> _TASK INPUTS_
───
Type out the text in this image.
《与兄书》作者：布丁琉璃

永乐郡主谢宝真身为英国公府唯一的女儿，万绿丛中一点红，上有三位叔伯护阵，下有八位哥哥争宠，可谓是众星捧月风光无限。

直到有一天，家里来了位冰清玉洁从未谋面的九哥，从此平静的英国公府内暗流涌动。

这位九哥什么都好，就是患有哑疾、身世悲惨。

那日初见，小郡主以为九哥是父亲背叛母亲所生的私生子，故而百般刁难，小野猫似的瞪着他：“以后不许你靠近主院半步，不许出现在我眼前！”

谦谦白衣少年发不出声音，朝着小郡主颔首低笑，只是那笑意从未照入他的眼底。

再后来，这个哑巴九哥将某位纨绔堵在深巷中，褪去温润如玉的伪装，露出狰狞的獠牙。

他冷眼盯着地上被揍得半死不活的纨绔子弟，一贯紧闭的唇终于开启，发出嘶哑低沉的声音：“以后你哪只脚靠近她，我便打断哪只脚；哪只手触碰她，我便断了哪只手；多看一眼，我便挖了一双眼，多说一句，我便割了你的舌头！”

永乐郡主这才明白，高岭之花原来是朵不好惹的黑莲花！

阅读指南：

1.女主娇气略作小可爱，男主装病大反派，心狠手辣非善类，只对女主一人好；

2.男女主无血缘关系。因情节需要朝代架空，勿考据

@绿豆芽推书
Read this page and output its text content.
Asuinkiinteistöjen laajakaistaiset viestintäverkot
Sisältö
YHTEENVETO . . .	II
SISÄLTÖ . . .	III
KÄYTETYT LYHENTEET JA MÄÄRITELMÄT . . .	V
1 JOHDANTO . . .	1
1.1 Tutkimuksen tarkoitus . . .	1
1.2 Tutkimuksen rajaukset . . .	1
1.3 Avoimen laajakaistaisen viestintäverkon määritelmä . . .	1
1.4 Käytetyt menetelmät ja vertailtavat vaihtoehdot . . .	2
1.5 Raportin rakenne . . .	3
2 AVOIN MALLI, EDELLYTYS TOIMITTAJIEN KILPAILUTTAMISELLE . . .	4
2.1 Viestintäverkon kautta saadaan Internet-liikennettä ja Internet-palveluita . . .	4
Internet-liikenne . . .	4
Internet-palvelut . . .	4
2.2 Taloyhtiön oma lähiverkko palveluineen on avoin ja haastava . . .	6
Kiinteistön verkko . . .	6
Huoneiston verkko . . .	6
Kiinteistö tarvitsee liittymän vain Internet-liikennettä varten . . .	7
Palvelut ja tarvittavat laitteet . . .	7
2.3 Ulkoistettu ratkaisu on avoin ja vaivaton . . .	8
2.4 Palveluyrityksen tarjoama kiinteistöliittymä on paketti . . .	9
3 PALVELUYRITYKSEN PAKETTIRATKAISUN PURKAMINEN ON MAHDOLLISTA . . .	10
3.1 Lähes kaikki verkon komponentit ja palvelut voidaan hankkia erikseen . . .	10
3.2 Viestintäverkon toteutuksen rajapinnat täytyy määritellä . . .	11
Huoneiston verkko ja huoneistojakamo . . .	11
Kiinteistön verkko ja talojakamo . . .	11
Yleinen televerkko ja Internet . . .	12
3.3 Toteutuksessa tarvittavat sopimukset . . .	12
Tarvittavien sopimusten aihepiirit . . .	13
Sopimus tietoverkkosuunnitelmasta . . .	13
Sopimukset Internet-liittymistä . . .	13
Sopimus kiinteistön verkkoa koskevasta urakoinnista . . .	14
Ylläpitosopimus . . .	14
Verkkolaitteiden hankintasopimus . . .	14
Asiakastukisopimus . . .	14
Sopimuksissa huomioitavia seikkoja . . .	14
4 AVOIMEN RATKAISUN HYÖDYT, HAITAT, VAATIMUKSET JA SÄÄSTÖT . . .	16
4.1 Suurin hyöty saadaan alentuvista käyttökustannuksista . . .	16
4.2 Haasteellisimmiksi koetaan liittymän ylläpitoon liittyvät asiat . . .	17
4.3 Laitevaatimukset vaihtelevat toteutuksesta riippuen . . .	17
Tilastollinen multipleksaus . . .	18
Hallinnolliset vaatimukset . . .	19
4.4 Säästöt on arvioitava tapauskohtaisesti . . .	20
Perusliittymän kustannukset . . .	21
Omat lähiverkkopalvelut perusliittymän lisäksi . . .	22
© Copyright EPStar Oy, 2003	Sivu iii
───
> _YOUR OBJECTIVE_
Report only how many lines in the entries contain "Huoneiston".

> _RESPONSE_
2